» AIM OF THE TASK
All of the entries need to be written out again, exactly as they are.

» INPUT

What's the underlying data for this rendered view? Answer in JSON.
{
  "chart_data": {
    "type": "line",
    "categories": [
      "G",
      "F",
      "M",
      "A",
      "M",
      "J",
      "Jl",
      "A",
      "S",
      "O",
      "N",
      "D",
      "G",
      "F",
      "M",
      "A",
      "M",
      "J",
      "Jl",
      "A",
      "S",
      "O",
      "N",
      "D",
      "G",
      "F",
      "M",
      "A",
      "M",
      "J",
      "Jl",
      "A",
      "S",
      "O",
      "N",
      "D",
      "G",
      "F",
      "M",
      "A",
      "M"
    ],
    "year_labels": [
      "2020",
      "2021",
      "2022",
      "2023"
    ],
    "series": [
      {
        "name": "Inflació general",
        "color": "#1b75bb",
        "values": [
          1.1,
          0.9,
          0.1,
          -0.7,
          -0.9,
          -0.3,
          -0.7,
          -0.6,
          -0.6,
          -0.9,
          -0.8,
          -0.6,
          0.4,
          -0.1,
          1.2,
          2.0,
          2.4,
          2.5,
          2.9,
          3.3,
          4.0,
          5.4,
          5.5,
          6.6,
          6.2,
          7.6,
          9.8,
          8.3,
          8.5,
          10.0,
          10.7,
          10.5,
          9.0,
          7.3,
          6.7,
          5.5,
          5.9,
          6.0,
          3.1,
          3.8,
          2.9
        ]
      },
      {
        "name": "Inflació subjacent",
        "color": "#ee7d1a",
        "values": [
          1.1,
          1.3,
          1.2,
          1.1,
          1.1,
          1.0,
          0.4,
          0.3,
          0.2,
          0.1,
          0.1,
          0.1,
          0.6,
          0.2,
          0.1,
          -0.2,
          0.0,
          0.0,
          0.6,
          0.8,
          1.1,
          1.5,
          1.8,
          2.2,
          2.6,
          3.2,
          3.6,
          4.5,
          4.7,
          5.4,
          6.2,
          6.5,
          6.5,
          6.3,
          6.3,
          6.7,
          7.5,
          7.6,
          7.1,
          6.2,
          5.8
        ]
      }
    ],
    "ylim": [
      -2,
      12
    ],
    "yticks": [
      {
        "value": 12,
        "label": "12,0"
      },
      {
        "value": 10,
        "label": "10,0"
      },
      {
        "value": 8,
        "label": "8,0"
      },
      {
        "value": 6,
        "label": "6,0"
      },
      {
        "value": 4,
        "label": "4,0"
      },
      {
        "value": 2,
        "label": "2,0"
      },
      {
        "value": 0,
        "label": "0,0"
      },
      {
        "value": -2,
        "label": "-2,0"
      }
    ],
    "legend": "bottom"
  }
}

» SOLUTION TO THIS PROBLEM
What's the underlying data for this rendered view? Answer in JSON.
{
  "chart_data": {
    "type": "line",
    "categories": [
      "G",
      "F",
      "M",
      "A",
      "M",
      "J",
      "Jl",
      "A",
      "S",
      "O",
      "N",
      "D",
      "G",
      "F",
      "M",
      "A",
      "M",
      "J",
      "Jl",
      "A",
      "S",
      "O",
      "N",
      "D",
      "G",
      "F",
      "M",
      "A",
      "M",
      "J",
      "Jl",
      "A",
      "S",
      "O",
      "N",
      "D",
      "G",
      "F",
      "M",
      "A",
      "M"
    ],
    "year_labels": [
      "2020",
      "2021",
      "2022",
      "2023"
    ],
    "series": [
      {
        "name": "Inflació general",
        "color": "#1b75bb",
        "values": [
          1.1,
          0.9,
          0.1,
          -0.7,
          -0.9,
          -0.3,
          -0.7,
          -0.6,
          -0.6,
          -0.9,
          -0.8,
          -0.6,
          0.4,
          -0.1,
          1.2,
          2.0,
          2.4,
          2.5,
          2.9,
          3.3,
          4.0,
          5.4,
          5.5,
          6.6,
          6.2,
          7.6,
          9.8,
          8.3,
          8.5,
          10.0,
          10.7,
          10.5,
          9.0,
          7.3,
          6.7,
          5.5,
          5.9,
          6.0,
          3.1,
          3.8,
          2.9
        ]
      },
      {
        "name": "Inflació subjacent",
        "color": "#ee7d1a",
        "values": [
          1.1,
          1.3,
          1.2,
          1.1,
          1.1,
          1.0,
          0.4,
          0.3,
          0.2,
          0.1,
          0.1,
          0.1,
          0.6,
          0.2,
          0.1,
          -0.2,
          0.0,
          0.0,
          0.6,
          0.8,
          1.1,
          1.5,
          1.8,
          2.2,
          2.6,
          3.2,
          3.6,
          4.5,
          4.7,
          5.4,
          6.2,
          6.5,
          6.5,
          6.3,
          6.3,
          6.7,
          7.5,
          7.6,
          7.1,
          6.2,
          5.8
        ]
      }
    ],
    "ylim": [
      -2,
      12
    ],
    "yticks": [
      {
        "value": 12,
        "label": "12,0"
      },
      {
        "value": 10,
        "label": "10,0"
      },
      {
        "value": 8,
        "label": "8,0"
      },
      {
        "value": 6,
        "label": "6,0"
      },
      {
        "value": 4,
        "label": "4,0"
      },
      {
        "value": 2,
        "label": "2,0"
      },
      {
        "value": 0,
        "label": "0,0"
      },
      {
        "value": -2,
        "label": "-2,0"
      }
    ],
    "legend": "bottom"
  }
}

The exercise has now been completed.